- **Source document**
** start **
The Text Extraction feature in the TIFF Image Printer, Raster Image Printer and PDF Image Printer creates a separate text file containing all of the text that can be extracted from the printed document. The text files are stored in the same location and with the same base name as the output files you are creating. When creating multi-paged output such as TIFF or PDF, a single text file containing all the text for all the pages in the file is created. With serialized output such as JPG files, a single text file is created for each page.
Text extraction works by taking all the text it can from the information sent to printer when the original document is printed and saving this into the text file. The format of the text in file is approximate and may not match your original document. This feature is not the same as Optical Character Recognition (OCR). If the document is a scanned image, or contains no textual content, there is no text to extract and save.
Step by Step Instructions
All text extraction settings for text layout, encoding and page breaks are controlled in the profile.
- Launch the your Image Printer Dashboard.
- Select “Edit & Create Profiles” to open Profile Manager.
- Select “Add a profile” to create a personal profile, or create a copy of one of our system profiles.
- Name the profile, add a description, and click Save.
- On the Text Extractions tab, enable Create a text extraction file with each output file.
** end **
- **Given problem A**
In the passage on text extraction, how many text files are created when the output is serialized, such as JPG files?
- **Given problem B**
Quote the passage on text extraction starting with "- Launch the" and going on through "our system profiles.".

- **Given information**
** start **
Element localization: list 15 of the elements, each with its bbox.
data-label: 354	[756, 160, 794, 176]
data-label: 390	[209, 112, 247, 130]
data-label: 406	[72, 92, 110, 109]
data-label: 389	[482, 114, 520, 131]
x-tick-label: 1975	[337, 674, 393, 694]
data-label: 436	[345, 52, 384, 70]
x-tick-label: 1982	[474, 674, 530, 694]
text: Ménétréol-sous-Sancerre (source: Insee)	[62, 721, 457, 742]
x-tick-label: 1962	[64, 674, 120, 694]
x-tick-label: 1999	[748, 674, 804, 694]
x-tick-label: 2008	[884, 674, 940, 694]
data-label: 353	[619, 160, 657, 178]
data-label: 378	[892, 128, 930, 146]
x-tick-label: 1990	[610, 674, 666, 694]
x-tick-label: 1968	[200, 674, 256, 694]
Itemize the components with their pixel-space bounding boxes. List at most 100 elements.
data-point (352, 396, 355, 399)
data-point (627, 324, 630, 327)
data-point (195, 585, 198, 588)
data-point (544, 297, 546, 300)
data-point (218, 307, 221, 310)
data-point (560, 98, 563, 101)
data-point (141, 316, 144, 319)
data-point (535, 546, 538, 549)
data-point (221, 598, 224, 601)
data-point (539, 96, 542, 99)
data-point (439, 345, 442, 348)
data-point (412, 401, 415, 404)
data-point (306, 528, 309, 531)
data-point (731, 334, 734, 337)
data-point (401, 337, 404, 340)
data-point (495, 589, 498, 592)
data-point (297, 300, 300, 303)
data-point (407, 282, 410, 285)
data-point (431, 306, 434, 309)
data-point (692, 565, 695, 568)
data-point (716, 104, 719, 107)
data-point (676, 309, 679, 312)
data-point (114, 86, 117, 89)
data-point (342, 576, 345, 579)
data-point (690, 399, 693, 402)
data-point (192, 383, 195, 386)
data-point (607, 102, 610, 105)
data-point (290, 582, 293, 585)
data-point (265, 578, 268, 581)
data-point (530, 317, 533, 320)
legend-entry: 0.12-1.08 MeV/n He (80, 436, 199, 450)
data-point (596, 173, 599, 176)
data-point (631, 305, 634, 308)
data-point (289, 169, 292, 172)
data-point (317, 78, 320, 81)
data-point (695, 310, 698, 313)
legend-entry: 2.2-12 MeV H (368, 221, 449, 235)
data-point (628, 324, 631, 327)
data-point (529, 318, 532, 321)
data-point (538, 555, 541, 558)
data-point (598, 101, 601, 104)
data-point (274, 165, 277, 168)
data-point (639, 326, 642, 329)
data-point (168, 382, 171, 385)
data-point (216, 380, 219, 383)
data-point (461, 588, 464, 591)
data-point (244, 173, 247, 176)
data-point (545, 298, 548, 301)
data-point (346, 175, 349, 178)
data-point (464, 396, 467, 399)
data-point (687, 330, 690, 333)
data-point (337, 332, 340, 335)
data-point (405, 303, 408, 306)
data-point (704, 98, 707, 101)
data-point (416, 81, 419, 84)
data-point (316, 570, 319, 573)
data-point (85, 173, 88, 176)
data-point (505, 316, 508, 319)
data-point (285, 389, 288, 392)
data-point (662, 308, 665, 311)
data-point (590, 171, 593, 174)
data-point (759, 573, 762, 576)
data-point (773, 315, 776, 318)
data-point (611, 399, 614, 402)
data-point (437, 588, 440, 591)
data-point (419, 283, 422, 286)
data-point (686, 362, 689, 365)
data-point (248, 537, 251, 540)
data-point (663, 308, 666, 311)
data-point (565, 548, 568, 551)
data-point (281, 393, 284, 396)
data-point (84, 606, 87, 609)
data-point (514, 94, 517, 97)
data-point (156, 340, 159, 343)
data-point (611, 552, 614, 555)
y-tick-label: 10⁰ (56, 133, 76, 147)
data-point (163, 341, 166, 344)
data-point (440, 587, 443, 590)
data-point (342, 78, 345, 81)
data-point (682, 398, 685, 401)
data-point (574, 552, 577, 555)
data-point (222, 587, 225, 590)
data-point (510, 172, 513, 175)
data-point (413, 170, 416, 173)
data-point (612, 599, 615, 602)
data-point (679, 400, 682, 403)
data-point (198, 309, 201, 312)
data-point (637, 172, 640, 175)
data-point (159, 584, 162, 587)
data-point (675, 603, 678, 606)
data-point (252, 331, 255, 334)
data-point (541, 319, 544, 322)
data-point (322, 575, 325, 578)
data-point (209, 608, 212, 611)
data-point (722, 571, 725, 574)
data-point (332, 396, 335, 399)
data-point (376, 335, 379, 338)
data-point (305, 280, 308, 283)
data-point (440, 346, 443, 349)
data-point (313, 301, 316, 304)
** end **
- **Finished answer A**
A single text file is created for each page.

- **Finished answer B**
- Launch the your Image Printer Dashboard.
- Select “Edit & Create Profiles” to open Profile Manager.
- Select “Add a profile” to create a personal profile, or create a copy of one of our system profiles.